* WRITTEN EXERCISE *
From the records below, copy every line that contains the word "这三个数字可以组成".

* GIVEN DATA *
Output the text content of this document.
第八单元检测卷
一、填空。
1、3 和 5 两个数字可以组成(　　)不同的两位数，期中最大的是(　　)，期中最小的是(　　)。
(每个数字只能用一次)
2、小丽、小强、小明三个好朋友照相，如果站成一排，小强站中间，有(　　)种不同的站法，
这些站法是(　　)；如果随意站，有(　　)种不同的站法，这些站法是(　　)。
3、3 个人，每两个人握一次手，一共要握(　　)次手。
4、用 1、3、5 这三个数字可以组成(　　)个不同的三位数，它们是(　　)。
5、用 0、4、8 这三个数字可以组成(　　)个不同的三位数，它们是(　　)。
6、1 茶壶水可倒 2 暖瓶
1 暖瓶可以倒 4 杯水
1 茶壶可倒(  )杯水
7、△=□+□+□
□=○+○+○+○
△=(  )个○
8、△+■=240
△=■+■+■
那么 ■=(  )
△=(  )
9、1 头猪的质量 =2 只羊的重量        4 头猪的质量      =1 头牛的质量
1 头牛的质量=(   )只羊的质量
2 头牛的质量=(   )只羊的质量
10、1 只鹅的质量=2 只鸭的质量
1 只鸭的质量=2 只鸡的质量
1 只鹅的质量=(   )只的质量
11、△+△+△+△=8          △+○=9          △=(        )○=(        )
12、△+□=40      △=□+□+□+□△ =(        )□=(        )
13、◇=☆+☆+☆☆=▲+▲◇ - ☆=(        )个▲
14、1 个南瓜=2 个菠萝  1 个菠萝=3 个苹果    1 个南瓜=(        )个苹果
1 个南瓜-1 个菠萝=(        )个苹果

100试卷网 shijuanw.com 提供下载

* SOLUTION TO THE EXERCISE *
4、用 1、3、5 这三个数字可以组成(　　)个不同的三位数，它们是(　　)。
5、用 0、4、8 这三个数字可以组成(　　)个不同的三位数，它们是(　　)。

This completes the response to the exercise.